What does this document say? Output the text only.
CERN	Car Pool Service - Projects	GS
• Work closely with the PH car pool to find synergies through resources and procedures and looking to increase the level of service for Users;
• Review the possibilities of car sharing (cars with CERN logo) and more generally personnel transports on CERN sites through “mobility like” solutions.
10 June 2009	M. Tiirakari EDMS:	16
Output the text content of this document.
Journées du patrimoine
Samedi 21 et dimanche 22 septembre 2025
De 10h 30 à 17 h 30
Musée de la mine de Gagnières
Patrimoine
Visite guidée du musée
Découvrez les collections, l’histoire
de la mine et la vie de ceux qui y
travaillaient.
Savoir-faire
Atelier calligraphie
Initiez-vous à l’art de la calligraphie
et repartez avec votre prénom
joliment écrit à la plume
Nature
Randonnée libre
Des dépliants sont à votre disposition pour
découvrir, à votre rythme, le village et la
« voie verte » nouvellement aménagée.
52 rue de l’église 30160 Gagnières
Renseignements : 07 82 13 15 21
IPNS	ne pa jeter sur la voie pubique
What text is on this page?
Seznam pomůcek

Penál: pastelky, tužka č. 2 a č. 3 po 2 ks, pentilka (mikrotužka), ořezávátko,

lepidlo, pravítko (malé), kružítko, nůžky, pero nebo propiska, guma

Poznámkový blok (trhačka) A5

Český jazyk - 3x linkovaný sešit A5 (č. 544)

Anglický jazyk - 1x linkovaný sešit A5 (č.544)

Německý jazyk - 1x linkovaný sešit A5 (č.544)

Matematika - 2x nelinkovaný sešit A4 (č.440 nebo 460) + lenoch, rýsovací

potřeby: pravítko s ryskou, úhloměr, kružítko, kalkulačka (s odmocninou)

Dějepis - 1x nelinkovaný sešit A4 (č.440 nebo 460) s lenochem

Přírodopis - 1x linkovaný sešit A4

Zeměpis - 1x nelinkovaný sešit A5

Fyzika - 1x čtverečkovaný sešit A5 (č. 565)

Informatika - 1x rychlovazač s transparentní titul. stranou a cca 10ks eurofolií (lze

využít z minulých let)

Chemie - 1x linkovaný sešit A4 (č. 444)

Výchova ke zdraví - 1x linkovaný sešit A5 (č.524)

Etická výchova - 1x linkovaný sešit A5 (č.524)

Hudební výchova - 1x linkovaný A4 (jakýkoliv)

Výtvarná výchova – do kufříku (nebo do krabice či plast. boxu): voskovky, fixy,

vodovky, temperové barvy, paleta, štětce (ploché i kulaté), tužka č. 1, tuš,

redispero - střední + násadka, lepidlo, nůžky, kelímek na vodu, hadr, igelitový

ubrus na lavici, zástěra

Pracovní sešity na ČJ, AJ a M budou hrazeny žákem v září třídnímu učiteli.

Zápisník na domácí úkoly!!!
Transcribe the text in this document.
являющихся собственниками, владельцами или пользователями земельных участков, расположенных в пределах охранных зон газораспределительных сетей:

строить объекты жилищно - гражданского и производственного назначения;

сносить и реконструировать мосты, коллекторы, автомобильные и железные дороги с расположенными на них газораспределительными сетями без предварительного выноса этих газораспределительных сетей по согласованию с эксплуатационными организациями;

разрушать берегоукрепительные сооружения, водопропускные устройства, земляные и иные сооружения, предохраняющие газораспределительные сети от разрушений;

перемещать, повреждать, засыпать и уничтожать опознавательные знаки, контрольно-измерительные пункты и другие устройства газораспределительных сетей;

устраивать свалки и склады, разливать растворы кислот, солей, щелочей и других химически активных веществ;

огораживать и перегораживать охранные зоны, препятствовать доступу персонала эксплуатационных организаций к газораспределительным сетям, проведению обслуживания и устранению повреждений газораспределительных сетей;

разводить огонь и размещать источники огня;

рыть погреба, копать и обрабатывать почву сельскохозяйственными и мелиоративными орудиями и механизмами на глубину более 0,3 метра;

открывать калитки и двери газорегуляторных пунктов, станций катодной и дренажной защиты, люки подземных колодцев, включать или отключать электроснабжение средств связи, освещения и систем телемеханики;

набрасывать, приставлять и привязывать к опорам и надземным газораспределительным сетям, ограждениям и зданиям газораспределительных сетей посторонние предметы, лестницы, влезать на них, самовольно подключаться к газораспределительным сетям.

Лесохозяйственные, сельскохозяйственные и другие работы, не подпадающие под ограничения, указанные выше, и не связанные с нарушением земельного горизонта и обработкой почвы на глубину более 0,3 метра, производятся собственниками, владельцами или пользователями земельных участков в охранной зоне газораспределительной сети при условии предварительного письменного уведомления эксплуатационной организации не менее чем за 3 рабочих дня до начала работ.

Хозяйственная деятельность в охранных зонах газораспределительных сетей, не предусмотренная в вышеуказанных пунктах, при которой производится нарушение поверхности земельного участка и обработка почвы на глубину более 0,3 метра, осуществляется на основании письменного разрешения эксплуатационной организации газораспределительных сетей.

########################################

Written instruction: Output each record exactly, leaving nothing out.

Result for this exercise:
What does this document say? Output the text only.
CERN	Car Pool Service - Projects	GS
• Work closely with the PH car pool to find synergies through resources and procedures and looking to increase the level of service for Users;
• Review the possibilities of car sharing (cars with CERN logo) and more generally personnel transports on CERN sites through “mobility like” solutions.
10 June 2009	M. Tiirakari EDMS:	16
Output the text content of this document.
Journées du patrimoine
Samedi 21 et dimanche 22 septembre 2025
De 10h 30 à 17 h 30
Musée de la mine de Gagnières
Patrimoine
Visite guidée du musée
Découvrez les collections, l’histoire
de la mine et la vie de ceux qui y
travaillaient.
Savoir-faire
Atelier calligraphie
Initiez-vous à l’art de la calligraphie
et repartez avec votre prénom
joliment écrit à la plume
Nature
Randonnée libre
Des dépliants sont à votre disposition pour
découvrir, à votre rythme, le village et la
« voie verte » nouvellement aménagée.
52 rue de l’église 30160 Gagnières
Renseignements : 07 82 13 15 21
IPNS	ne pa jeter sur la voie pubique
What text is on this page?
Seznam pomůcek

Penál: pastelky, tužka č. 2 a č. 3 po 2 ks, pentilka (mikrotužka), ořezávátko,

lepidlo, pravítko (malé), kružítko, nůžky, pero nebo propiska, guma

Poznámkový blok (trhačka) A5

Český jazyk - 3x linkovaný sešit A5 (č. 544)

Anglický jazyk - 1x linkovaný sešit A5 (č.544)

Německý jazyk - 1x linkovaný sešit A5 (č.544)

Matematika - 2x nelinkovaný sešit A4 (č.440 nebo 460) + lenoch, rýsovací

potřeby: pravítko s ryskou, úhloměr, kružítko, kalkulačka (s odmocninou)

Dějepis - 1x nelinkovaný sešit A4 (č.440 nebo 460) s lenochem

Přírodopis - 1x linkovaný sešit A4

Zeměpis - 1x nelinkovaný sešit A5

Fyzika - 1x čtverečkovaný sešit A5 (č. 565)

Informatika - 1x rychlovazač s transparentní titul. stranou a cca 10ks eurofolií (lze

využít z minulých let)

Chemie - 1x linkovaný sešit A4 (č. 444)

Výchova ke zdraví - 1x linkovaný sešit A5 (č.524)

Etická výchova - 1x linkovaný sešit A5 (č.524)

Hudební výchova - 1x linkovaný A4 (jakýkoliv)

Výtvarná výchova – do kufříku (nebo do krabice či plast. boxu): voskovky, fixy,

vodovky, temperové barvy, paleta, štětce (ploché i kulaté), tužka č. 1, tuš,

redispero - střední + násadka, lepidlo, nůžky, kelímek na vodu, hadr, igelitový

ubrus na lavici, zástěra

Pracovní sešity na ČJ, AJ a M budou hrazeny žákem v září třídnímu učiteli.

Zápisník na domácí úkoly!!!
Transcribe the text in this document.
являющихся собственниками, владельцами или пользователями земельных участков, расположенных в пределах охранных зон газораспределительных сетей:

строить объекты жилищно - гражданского и производственного назначения;

сносить и реконструировать мосты, коллекторы, автомобильные и железные дороги с расположенными на них газораспределительными сетями без предварительного выноса этих газораспределительных сетей по согласованию с эксплуатационными организациями;

разрушать берегоукрепительные сооружения, водопропускные устройства, земляные и иные сооружения, предохраняющие газораспределительные сети от разрушений;

перемещать, повреждать, засыпать и уничтожать опознавательные знаки, контрольно-измерительные пункты и другие устройства газораспределительных сетей;

устраивать свалки и склады, разливать растворы кислот, солей, щелочей и других химически активных веществ;

огораживать и перегораживать охранные зоны, препятствовать доступу персонала эксплуатационных организаций к газораспределительным сетям, проведению обслуживания и устранению повреждений газораспределительных сетей;

разводить огонь и размещать источники огня;

рыть погреба, копать и обрабатывать почву сельскохозяйственными и мелиоративными орудиями и механизмами на глубину более 0,3 метра;

открывать калитки и двери газорегуляторных пунктов, станций катодной и дренажной защиты, люки подземных колодцев, включать или отключать электроснабжение средств связи, освещения и систем телемеханики;

набрасывать, приставлять и привязывать к опорам и надземным газораспределительным сетям, ограждениям и зданиям газораспределительных сетей посторонние предметы, лестницы, влезать на них, самовольно подключаться к газораспределительным сетям.

Лесохозяйственные, сельскохозяйственные и другие работы, не подпадающие под ограничения, указанные выше, и не связанные с нарушением земельного горизонта и обработкой почвы на глубину более 0,3 метра, производятся собственниками, владельцами или пользователями земельных участков в охранной зоне газораспределительной сети при условии предварительного письменного уведомления эксплуатационной организации не менее чем за 3 рабочих дня до начала работ.

Хозяйственная деятельность в охранных зонах газораспределительных сетей, не предусмотренная в вышеуказанных пунктах, при которой производится нарушение поверхности земельного участка и обработка почвы на глубину более 0,3 метра, осуществляется на основании письменного разрешения эксплуатационной организации газораспределительных сетей.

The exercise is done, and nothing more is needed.